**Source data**
-*-*-
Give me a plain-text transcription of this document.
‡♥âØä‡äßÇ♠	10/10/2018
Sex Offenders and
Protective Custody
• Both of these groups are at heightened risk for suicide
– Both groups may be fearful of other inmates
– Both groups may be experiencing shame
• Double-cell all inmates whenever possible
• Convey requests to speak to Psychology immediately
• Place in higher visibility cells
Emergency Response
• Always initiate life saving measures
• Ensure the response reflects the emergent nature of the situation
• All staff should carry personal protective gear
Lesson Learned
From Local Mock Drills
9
-*-*-
**What you are asked to do**
Write out every entry word for word.

**Answer to this task**
Give me a plain-text transcription of this document.
‡♥âØä‡äßÇ♠	10/10/2018
Sex Offenders and
Protective Custody
• Both of these groups are at heightened risk for suicide
– Both groups may be fearful of other inmates
– Both groups may be experiencing shame
• Double-cell all inmates whenever possible
• Convey requests to speak to Psychology immediately
• Place in higher visibility cells
Emergency Response
• Always initiate life saving measures
• Ensure the response reflects the emergent nature of the situation
• All staff should carry personal protective gear
Lesson Learned
From Local Mock Drills
9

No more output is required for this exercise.